=== Structured figure records ===
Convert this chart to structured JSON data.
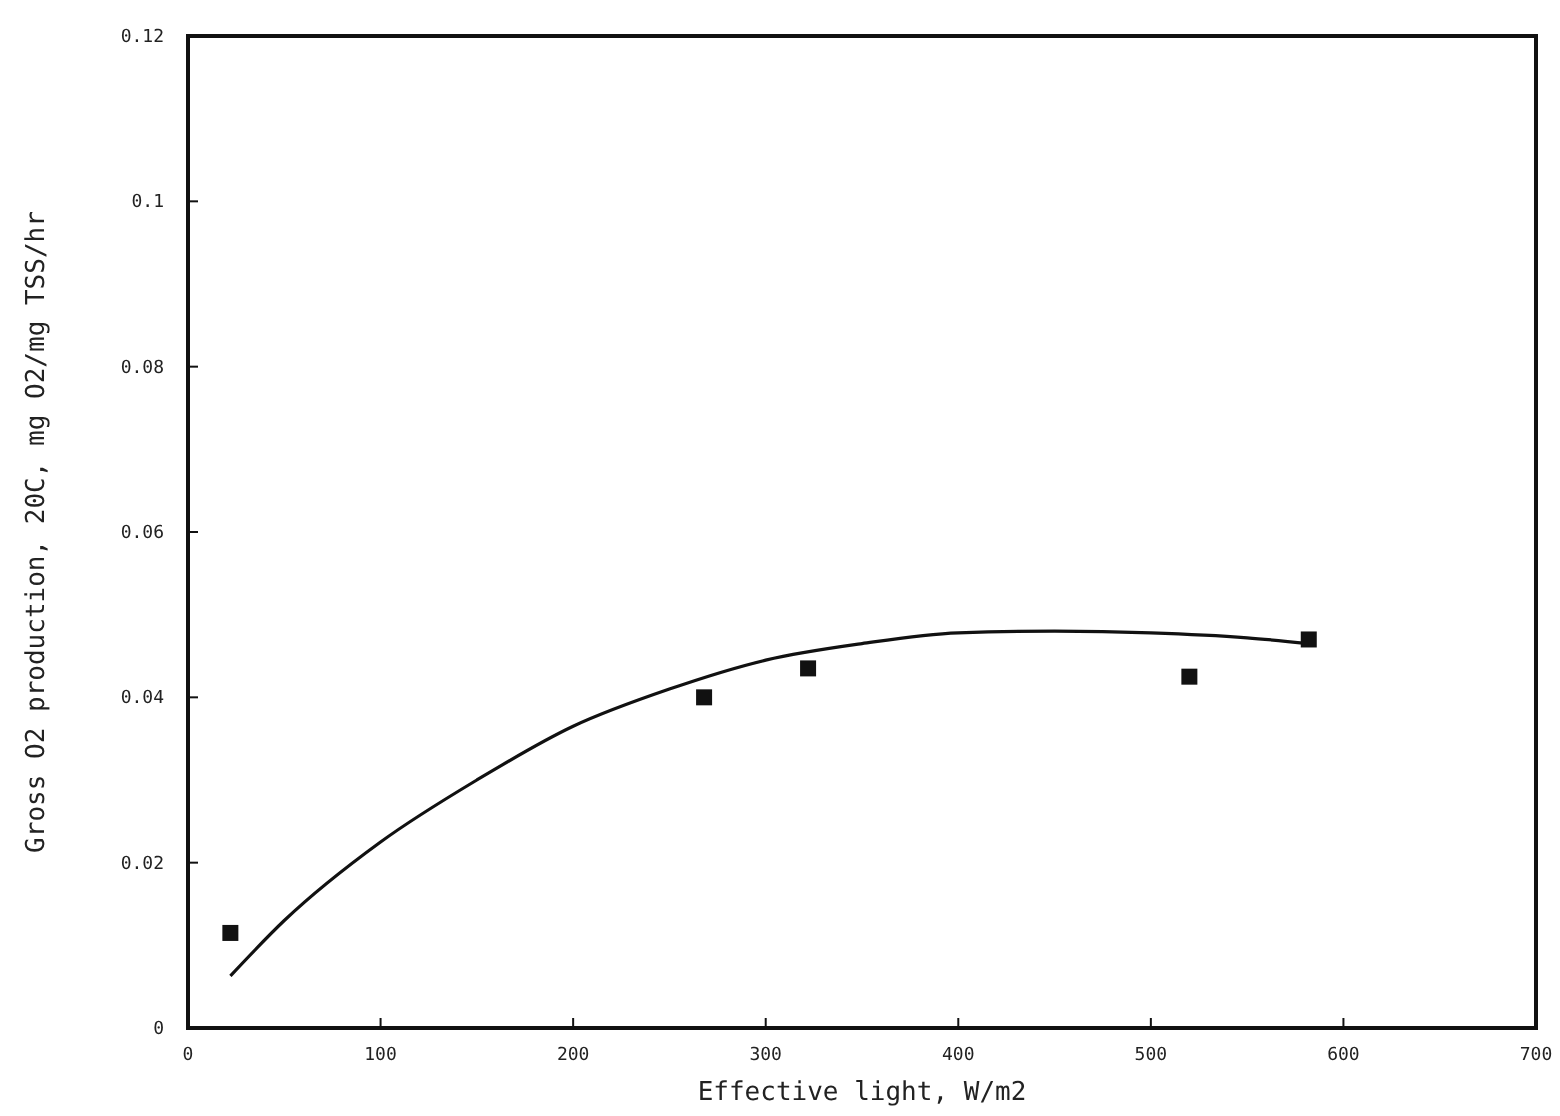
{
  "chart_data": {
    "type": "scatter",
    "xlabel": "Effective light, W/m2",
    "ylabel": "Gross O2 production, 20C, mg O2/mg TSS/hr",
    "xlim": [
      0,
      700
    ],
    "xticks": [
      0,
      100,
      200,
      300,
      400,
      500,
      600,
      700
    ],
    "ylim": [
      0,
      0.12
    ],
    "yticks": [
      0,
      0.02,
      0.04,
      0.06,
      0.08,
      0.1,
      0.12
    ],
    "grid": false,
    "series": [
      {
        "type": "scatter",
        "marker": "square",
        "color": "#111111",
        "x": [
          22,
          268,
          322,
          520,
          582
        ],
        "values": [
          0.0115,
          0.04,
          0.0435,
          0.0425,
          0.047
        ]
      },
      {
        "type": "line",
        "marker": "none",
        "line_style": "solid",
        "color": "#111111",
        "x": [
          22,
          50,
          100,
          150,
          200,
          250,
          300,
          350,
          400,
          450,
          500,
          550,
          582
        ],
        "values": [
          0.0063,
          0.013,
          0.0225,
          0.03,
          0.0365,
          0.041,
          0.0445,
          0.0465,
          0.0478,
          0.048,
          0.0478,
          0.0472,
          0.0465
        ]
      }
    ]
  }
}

=== Stated task ===
Reproduce every line exactly and omit all pictures.

=== Correct output ===
Convert this chart to structured JSON data.
{
  "chart_data": {
    "type": "scatter",
    "xlabel": "Effective light, W/m2",
    "ylabel": "Gross O2 production, 20C, mg O2/mg TSS/hr",
    "xlim": [
      0,
      700
    ],
    "xticks": [
      0,
      100,
      200,
      300,
      400,
      500,
      600,
      700
    ],
    "ylim": [
      0,
      0.12
    ],
    "yticks": [
      0,
      0.02,
      0.04,
      0.06,
      0.08,
      0.1,
      0.12
    ],
    "grid": false,
    "series": [
      {
        "type": "scatter",
        "marker": "square",
        "color": "#111111",
        "x": [
          22,
          268,
          322,
          520,
          582
        ],
        "values": [
          0.0115,
          0.04,
          0.0435,
          0.0425,
          0.047
        ]
      },
      {
        "type": "line",
        "marker": "none",
        "line_style": "solid",
        "color": "#111111",
        "x": [
          22,
          50,
          100,
          150,
          200,
          250,
          300,
          350,
          400,
          450,
          500,
          550,
          582
        ],
        "values": [
          0.0063,
          0.013,
          0.0225,
          0.03,
          0.0365,
          0.041,
          0.0445,
          0.0465,
          0.0478,
          0.048,
          0.0478,
          0.0472,
          0.0465
        ]
      }
    ]
  }
}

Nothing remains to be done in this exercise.